Given data

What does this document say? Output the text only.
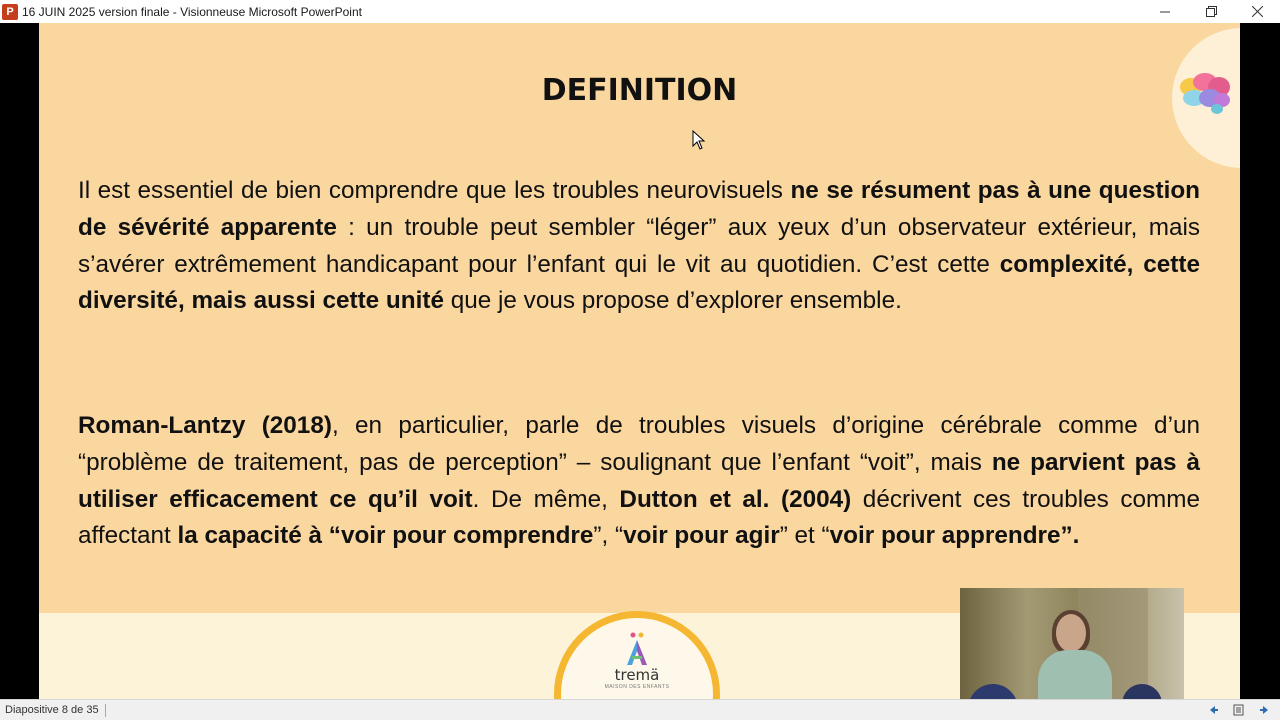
P 16 JUIN 2025 version finale - Visionneuse Microsoft PowerPoint
DEFINITION

Il est essentiel de bien comprendre que les troubles neurovisuels ne se résument pas à une question de sévérité apparente : un trouble peut sembler “léger” aux yeux d’un observateur extérieur, mais s’avérer extrêmement handicapant pour l’enfant qui le vit au quotidien. C’est cette complexité, cette diversité, mais aussi cette unité que je vous propose d’explorer ensemble.

Roman-Lantzy (2018), en particulier, parle de troubles visuels d’origine cérébrale comme d’un “problème de traitement, pas de perception” – soulignant que l’enfant “voit”, mais ne parvient pas à utiliser efficacement ce qu’il voit. De même, Dutton et al. (2004) décrivent ces troubles comme affectant la capacité à “voir pour comprendre”, “voir pour agir” et “voir pour apprendre”.

tremä
MAISON DES ENFANTS
Diapositive 8 de 35
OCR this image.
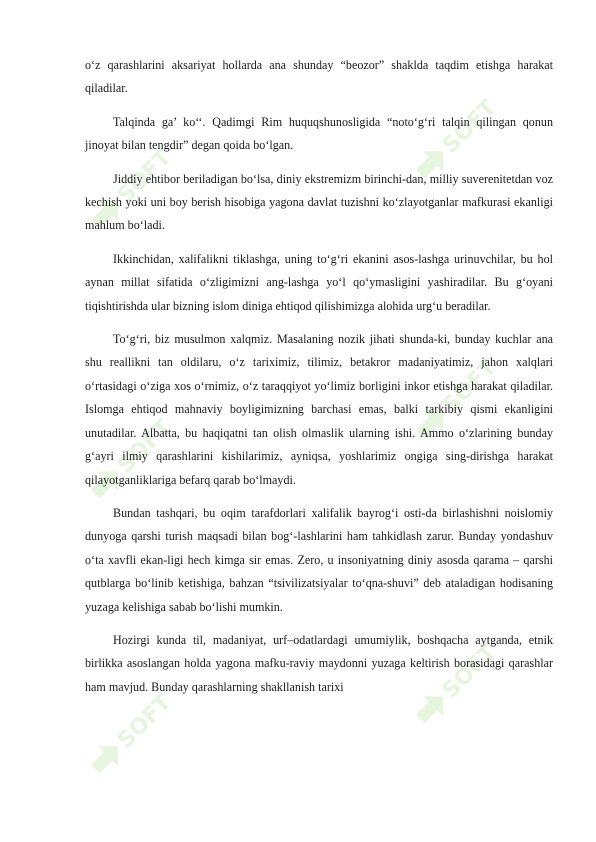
SOFT
SOFT
SOFT
SOFT
SOFT
SOFT

o‘z qarashlarini aksariyat hollarda ana shunday “beozor” shaklda taqdim etishga harakat qiladilar.

Talqinda ga’ ko‘‘. Qadimgi Rim huquqshunosligida “noto‘g‘ri talqin qilingan qonun jinoyat bilan tengdir” degan qoida bo‘lgan.

Jiddiy ehtibor beriladigan bo‘lsa, diniy ekstremizm birinchi-dan, milliy suverenitetdan voz kechish yoki uni boy berish hisobiga yagona davlat tuzishni ko‘zlayotganlar mafkurasi ekanligi mahlum bo‘ladi.

Ikkinchidan, xalifalikni tiklashga, uning to‘g‘ri ekanini asos-lashga urinuvchilar, bu hol aynan millat sifatida o‘zligimizni ang-lashga yo‘l qo‘ymasligini yashiradilar. Bu g‘oyani tiqishtirishda ular bizning islom diniga ehtiqod qilishimizga alohida urg‘u beradilar.

To‘g‘ri, biz musulmon xalqmiz. Masalaning nozik jihati shunda-ki, bunday kuchlar ana shu reallikni tan oldilaru, o‘z tariximiz, tilimiz, betakror madaniyatimiz, jahon xalqlari o‘rtasidagi o‘ziga xos o‘rnimiz, o‘z taraqqiyot yo‘limiz borligini inkor etishga harakat qiladilar. Islomga ehtiqod mahnaviy boyligimizning barchasi emas, balki tarkibiy qismi ekanligini unutadilar. Albatta, bu haqiqatni tan olish olmaslik ularning ishi. Ammo o‘zlarining bunday g‘ayri ilmiy qarashlarini kishilarimiz, ayniqsa, yoshlarimiz ongiga sing-dirishga harakat qilayotganliklariga befarq qarab bo‘lmaydi.

Bundan tashqari, bu oqim tarafdorlari xalifalik bayrog‘i osti-da birlashishni noislomiy dunyoga qarshi turish maqsadi bilan bog‘-lashlarini ham tahkidlash zarur. Bunday yondashuv o‘ta xavfli ekan-ligi hech kimga sir emas. Zero, u insoniyatning diniy asosda qarama – qarshi qutblarga bo‘linib ketishiga, bahzan “tsivilizatsiyalar to‘qna-shuvi” deb ataladigan hodisaning yuzaga kelishiga sabab bo‘lishi mumkin.

Hozirgi kunda til, madaniyat, urf–odatlardagi umumiylik, boshqacha aytganda, etnik birlikka asoslangan holda yagona mafku-raviy maydonni yuzaga keltirish borasidagi qarashlar ham mavjud. Bunday qarashlarning shakllanish tarixi
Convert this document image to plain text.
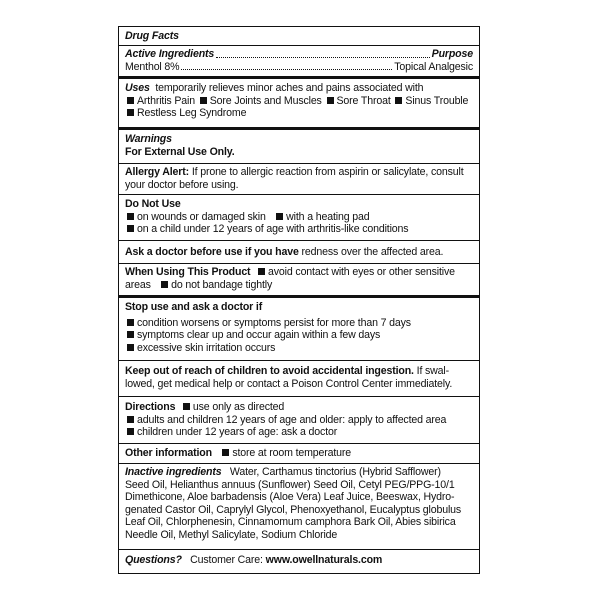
Drug Facts
Active Ingredients	Purpose
Menthol 8%	Topical Analgesic
Uses temporarily relieves minor aches and pains associated with
Arthritis Pain Sore Joints and Muscles Sore Throat Sinus Trouble
Restless Leg Syndrome
Warnings
For External Use Only.
Allergy Alert: If prone to allergic reaction from aspirin or salicylate, consult
your doctor before using.
Do Not Use
on wounds or damaged skin with a heating pad
on a child under 12 years of age with arthritis-like conditions
Ask a doctor before use if you have redness over the affected area.
When Using This Product avoid contact with eyes or other sensitive
areas do not bandage tightly
Stop use and ask a doctor if
condition worsens or symptoms persist for more than 7 days
symptoms clear up and occur again within a few days
excessive skin irritation occurs
Keep out of reach of children to avoid accidental ingestion. If swal-
lowed, get medical help or contact a Poison Control Center immediately.
Directions use only as directed
adults and children 12 years of age and older: apply to affected area
children under 12 years of age: ask a doctor
Other information store at room temperature
Inactive ingredients Water, Carthamus tinctorius (Hybrid Safflower)
Seed Oil, Helianthus annuus (Sunflower) Seed Oil, Cetyl PEG/PPG-10/1
Dimethicone, Aloe barbadensis (Aloe Vera) Leaf Juice, Beeswax, Hydro-
genated Castor Oil, Caprylyl Glycol, Phenoxyethanol, Eucalyptus globulus
Leaf Oil, Chlorphenesin, Cinnamomum camphora Bark Oil, Abies sibirica
Needle Oil, Methyl Salicylate, Sodium Chloride
Questions? Customer Care: www.owellnaturals.com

Problem details
Replicate the material above verbatim; images stay out of the copy.

Answer to this exercise
What does this document say? Output the text only.
P 16 JUIN 2025 version finale - Visionneuse Microsoft PowerPoint
DEFINITION

Il est essentiel de bien comprendre que les troubles neurovisuels ne se résument pas à une question de sévérité apparente : un trouble peut sembler “léger” aux yeux d’un observateur extérieur, mais s’avérer extrêmement handicapant pour l’enfant qui le vit au quotidien. C’est cette complexité, cette diversité, mais aussi cette unité que je vous propose d’explorer ensemble.

Roman-Lantzy (2018), en particulier, parle de troubles visuels d’origine cérébrale comme d’un “problème de traitement, pas de perception” – soulignant que l’enfant “voit”, mais ne parvient pas à utiliser efficacement ce qu’il voit. De même, Dutton et al. (2004) décrivent ces troubles comme affectant la capacité à “voir pour comprendre”, “voir pour agir” et “voir pour apprendre”.

tremä
MAISON DES ENFANTS
Diapositive 8 de 35
OCR this image.
SOFT
SOFT
SOFT
SOFT
SOFT
SOFT

o‘z qarashlarini aksariyat hollarda ana shunday “beozor” shaklda taqdim etishga harakat qiladilar.

Talqinda ga’ ko‘‘. Qadimgi Rim huquqshunosligida “noto‘g‘ri talqin qilingan qonun jinoyat bilan tengdir” degan qoida bo‘lgan.

Jiddiy ehtibor beriladigan bo‘lsa, diniy ekstremizm birinchi-dan, milliy suverenitetdan voz kechish yoki uni boy berish hisobiga yagona davlat tuzishni ko‘zlayotganlar mafkurasi ekanligi mahlum bo‘ladi.

Ikkinchidan, xalifalikni tiklashga, uning to‘g‘ri ekanini asos-lashga urinuvchilar, bu hol aynan millat sifatida o‘zligimizni ang-lashga yo‘l qo‘ymasligini yashiradilar. Bu g‘oyani tiqishtirishda ular bizning islom diniga ehtiqod qilishimizga alohida urg‘u beradilar.

To‘g‘ri, biz musulmon xalqmiz. Masalaning nozik jihati shunda-ki, bunday kuchlar ana shu reallikni tan oldilaru, o‘z tariximiz, tilimiz, betakror madaniyatimiz, jahon xalqlari o‘rtasidagi o‘ziga xos o‘rnimiz, o‘z taraqqiyot yo‘limiz borligini inkor etishga harakat qiladilar. Islomga ehtiqod mahnaviy boyligimizning barchasi emas, balki tarkibiy qismi ekanligini unutadilar. Albatta, bu haqiqatni tan olish olmaslik ularning ishi. Ammo o‘zlarining bunday g‘ayri ilmiy qarashlarini kishilarimiz, ayniqsa, yoshlarimiz ongiga sing-dirishga harakat qilayotganliklariga befarq qarab bo‘lmaydi.

Bundan tashqari, bu oqim tarafdorlari xalifalik bayrog‘i osti-da birlashishni noislomiy dunyoga qarshi turish maqsadi bilan bog‘-lashlarini ham tahkidlash zarur. Bunday yondashuv o‘ta xavfli ekan-ligi hech kimga sir emas. Zero, u insoniyatning diniy asosda qarama – qarshi qutblarga bo‘linib ketishiga, bahzan “tsivilizatsiyalar to‘qna-shuvi” deb ataladigan hodisaning yuzaga kelishiga sabab bo‘lishi mumkin.

Hozirgi kunda til, madaniyat, urf–odatlardagi umumiylik, boshqacha aytganda, etnik birlikka asoslangan holda yagona mafku-raviy maydonni yuzaga keltirish borasidagi qarashlar ham mavjud. Bunday qarashlarning shakllanish tarixi
Convert this document image to plain text.
Drug Facts
Active Ingredients	Purpose
Menthol 8%	Topical Analgesic
Uses temporarily relieves minor aches and pains associated with
Arthritis Pain Sore Joints and Muscles Sore Throat Sinus Trouble
Restless Leg Syndrome
Warnings
For External Use Only.
Allergy Alert: If prone to allergic reaction from aspirin or salicylate, consult
your doctor before using.
Do Not Use
on wounds or damaged skin with a heating pad
on a child under 12 years of age with arthritis-like conditions
Ask a doctor before use if you have redness over the affected area.
When Using This Product avoid contact with eyes or other sensitive
areas do not bandage tightly
Stop use and ask a doctor if
condition worsens or symptoms persist for more than 7 days
symptoms clear up and occur again within a few days
excessive skin irritation occurs
Keep out of reach of children to avoid accidental ingestion. If swal-
lowed, get medical help or contact a Poison Control Center immediately.
Directions use only as directed
adults and children 12 years of age and older: apply to affected area
children under 12 years of age: ask a doctor
Other information store at room temperature
Inactive ingredients Water, Carthamus tinctorius (Hybrid Safflower)
Seed Oil, Helianthus annuus (Sunflower) Seed Oil, Cetyl PEG/PPG-10/1
Dimethicone, Aloe barbadensis (Aloe Vera) Leaf Juice, Beeswax, Hydro-
genated Castor Oil, Caprylyl Glycol, Phenoxyethanol, Eucalyptus globulus
Leaf Oil, Chlorphenesin, Cinnamomum camphora Bark Oil, Abies sibirica
Needle Oil, Methyl Salicylate, Sodium Chloride
Questions? Customer Care: www.owellnaturals.com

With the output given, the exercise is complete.